── PASSAGE FOR REVIEW

There can be no dispute regarding whether the respondent's domain name is identical or confusingly similar to trade marks of the complainant for the purpose of Paragraph 4(a)(i). The insertion of the hypen and the use of the ".com" are clearly non-distinctive elements.
As to Paragraph 4(a)(ii), the Panel is equally convinced that the respondent has no rights or legitimate interest in respect of the domain name in question. There is no evidence on the record to indicate any current legitimate use of the domain name. The only evidence contained in the record is the respondent's indication of a possible intended use; viz.; "for banner and pop-up advertising on a front-page to [the complainant's] main-domain". This suggestion fails to demonstrate any evidence of rights or legitimate interest in respect of the domain name.

────
── DATA PROVIDED

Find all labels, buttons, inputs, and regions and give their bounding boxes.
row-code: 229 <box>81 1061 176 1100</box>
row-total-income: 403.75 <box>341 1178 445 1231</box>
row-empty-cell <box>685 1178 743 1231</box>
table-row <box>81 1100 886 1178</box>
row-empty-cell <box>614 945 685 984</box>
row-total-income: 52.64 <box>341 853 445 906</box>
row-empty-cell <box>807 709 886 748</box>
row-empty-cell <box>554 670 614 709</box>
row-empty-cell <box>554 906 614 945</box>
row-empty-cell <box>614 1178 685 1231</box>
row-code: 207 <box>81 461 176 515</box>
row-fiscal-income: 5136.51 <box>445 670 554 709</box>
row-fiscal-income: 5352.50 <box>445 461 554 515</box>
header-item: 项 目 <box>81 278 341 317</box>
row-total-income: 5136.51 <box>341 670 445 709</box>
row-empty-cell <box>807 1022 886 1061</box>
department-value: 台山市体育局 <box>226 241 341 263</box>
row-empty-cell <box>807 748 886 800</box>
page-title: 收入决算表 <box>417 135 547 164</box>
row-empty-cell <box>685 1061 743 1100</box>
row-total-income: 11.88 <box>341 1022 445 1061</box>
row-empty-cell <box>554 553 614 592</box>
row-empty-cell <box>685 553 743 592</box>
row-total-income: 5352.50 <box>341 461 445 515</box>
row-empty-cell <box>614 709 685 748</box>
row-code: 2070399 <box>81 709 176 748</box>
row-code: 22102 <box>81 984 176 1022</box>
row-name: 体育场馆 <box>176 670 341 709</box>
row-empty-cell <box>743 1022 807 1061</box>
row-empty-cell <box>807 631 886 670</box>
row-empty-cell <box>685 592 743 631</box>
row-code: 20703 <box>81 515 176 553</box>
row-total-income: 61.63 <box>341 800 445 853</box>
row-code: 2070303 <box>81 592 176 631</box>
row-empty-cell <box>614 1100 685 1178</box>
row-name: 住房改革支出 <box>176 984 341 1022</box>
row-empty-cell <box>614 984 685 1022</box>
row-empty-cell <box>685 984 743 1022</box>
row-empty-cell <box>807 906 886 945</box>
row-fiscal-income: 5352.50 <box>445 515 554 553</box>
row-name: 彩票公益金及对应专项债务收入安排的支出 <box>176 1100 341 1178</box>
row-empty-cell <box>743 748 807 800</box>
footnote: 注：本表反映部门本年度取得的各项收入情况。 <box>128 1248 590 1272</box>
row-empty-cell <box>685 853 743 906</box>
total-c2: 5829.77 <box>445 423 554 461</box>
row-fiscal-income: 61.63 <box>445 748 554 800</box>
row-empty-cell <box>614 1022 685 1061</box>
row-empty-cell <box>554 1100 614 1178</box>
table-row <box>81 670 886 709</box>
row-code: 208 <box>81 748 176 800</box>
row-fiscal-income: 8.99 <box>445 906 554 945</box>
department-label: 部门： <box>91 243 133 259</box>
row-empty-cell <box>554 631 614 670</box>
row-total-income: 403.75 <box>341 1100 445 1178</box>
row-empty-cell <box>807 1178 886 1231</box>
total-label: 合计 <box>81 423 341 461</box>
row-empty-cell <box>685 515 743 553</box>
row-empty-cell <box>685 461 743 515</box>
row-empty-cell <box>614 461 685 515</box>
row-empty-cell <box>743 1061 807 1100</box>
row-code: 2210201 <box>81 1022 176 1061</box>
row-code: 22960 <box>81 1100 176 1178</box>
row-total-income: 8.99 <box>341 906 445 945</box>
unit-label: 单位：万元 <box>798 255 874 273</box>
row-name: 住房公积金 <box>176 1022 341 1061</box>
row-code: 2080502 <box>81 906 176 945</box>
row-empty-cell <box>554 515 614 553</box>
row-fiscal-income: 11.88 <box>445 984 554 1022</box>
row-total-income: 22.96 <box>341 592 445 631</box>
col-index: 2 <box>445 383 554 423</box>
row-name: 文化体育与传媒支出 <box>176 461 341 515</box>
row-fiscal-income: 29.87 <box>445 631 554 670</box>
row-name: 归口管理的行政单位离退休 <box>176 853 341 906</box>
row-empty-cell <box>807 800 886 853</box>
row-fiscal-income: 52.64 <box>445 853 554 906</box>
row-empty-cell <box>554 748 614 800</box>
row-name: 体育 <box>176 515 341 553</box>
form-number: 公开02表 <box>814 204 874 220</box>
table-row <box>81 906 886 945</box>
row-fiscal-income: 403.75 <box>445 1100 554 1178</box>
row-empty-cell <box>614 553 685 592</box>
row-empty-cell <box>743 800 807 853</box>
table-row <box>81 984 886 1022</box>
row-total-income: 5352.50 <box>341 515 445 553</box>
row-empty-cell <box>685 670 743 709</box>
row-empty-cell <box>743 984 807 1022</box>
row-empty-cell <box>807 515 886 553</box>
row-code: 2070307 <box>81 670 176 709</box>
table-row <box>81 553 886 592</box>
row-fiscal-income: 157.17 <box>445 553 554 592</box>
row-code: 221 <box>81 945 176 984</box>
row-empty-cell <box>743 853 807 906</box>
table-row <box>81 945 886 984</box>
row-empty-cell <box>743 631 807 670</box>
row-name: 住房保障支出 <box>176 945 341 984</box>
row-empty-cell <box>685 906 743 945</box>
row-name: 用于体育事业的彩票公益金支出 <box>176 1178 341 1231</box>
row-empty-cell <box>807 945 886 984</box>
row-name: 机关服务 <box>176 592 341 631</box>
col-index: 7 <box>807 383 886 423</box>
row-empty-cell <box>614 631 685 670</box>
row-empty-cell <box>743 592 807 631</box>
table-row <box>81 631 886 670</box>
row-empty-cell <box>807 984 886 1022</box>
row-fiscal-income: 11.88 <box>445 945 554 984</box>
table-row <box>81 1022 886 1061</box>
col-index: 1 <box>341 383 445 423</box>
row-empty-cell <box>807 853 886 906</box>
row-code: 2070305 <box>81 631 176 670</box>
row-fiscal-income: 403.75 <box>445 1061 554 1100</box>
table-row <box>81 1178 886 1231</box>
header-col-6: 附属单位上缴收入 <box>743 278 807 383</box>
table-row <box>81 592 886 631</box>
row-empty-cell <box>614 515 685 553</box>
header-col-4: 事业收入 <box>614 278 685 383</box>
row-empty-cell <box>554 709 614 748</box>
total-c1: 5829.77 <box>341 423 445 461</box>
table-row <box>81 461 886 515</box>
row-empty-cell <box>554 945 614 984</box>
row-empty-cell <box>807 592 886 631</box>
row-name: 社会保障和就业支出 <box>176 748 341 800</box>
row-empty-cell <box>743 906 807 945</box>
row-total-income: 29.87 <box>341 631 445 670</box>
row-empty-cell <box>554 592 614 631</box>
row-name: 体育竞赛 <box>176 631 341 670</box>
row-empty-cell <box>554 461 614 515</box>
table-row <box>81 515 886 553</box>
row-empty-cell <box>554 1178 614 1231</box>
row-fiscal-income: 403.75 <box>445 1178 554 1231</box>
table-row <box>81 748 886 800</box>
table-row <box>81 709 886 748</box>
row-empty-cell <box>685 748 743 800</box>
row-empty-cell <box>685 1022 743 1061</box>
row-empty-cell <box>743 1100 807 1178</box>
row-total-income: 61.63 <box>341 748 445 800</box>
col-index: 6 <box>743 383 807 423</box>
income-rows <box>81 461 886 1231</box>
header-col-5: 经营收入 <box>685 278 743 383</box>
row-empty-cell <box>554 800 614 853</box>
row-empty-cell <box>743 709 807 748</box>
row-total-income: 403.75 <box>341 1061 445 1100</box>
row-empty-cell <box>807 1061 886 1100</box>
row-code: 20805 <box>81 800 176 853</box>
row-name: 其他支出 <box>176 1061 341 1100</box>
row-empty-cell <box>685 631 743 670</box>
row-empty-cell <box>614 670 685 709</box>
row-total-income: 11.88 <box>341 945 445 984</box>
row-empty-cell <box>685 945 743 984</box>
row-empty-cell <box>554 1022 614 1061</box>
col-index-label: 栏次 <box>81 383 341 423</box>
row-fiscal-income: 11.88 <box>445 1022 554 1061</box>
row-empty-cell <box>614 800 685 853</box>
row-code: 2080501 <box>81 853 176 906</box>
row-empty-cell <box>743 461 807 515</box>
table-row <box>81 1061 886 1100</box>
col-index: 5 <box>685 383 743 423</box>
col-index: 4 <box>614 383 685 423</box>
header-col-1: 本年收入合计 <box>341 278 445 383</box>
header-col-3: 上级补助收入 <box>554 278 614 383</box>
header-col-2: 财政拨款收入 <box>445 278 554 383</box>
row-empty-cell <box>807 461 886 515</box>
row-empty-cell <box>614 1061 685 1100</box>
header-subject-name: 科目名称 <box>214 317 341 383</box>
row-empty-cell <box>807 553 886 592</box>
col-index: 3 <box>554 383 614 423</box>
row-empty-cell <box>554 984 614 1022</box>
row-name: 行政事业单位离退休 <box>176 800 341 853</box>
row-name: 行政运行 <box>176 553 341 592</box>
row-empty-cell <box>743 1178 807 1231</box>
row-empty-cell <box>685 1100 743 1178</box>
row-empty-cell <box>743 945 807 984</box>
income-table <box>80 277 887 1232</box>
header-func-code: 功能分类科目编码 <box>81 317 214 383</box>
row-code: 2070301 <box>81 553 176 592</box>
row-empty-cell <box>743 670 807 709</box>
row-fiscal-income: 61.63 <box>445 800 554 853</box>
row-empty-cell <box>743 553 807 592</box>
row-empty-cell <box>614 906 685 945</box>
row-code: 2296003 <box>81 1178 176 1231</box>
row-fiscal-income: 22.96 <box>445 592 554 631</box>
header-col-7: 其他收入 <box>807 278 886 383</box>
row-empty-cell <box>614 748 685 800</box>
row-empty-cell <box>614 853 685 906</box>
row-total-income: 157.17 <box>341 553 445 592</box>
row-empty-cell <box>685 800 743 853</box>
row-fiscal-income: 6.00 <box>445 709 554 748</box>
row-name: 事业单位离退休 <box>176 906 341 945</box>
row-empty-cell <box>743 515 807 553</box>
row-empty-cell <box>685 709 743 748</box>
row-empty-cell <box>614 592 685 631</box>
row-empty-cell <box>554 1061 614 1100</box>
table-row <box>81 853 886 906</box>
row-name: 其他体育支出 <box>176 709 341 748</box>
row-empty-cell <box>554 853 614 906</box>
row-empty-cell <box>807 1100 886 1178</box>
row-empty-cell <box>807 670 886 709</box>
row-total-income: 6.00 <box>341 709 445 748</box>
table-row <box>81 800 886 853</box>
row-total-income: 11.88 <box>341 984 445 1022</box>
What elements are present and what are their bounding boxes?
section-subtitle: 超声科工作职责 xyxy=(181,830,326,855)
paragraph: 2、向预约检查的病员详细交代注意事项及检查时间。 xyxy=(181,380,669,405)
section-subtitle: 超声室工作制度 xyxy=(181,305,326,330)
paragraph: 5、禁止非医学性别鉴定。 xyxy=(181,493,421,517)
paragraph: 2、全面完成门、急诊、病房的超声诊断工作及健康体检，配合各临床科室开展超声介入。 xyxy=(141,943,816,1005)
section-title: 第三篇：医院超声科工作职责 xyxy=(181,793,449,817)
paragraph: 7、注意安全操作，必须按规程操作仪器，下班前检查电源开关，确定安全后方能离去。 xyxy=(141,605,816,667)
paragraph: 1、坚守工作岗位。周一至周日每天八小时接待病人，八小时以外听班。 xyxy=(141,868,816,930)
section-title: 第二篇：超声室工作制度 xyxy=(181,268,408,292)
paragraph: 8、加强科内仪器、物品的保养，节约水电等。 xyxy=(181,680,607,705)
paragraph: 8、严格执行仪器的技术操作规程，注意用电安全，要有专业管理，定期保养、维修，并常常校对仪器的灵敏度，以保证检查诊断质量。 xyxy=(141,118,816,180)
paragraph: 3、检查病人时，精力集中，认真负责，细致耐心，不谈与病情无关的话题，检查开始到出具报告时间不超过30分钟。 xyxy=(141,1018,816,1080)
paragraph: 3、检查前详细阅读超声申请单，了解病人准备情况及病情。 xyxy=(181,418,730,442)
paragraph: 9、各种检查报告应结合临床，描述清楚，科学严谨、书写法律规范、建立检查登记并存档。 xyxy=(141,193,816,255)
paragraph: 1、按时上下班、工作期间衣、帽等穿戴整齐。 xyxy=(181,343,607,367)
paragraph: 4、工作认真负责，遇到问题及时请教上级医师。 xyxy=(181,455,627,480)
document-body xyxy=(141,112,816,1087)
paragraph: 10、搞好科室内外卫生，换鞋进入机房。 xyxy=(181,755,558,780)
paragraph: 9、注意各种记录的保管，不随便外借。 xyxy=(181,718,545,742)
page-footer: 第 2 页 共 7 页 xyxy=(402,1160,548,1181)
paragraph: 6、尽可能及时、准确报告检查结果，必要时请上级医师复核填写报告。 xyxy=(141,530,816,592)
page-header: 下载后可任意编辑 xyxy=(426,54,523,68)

────

▶ WHAT THE EXERCISE ASKS:
Repeat word for word the part of the domain name dispute passage starting with "There can be" and going on through "clearly non-distinctive elements.".

▶ EXPECTED ANSWER:
There can be no dispute regarding whether the respondent's domain name is identical or confusingly similar to trade marks of the complainant for the purpose of Paragraph 4(a)(i). The insertion of the hypen and the use of the ".com" are clearly non-distinctive elements.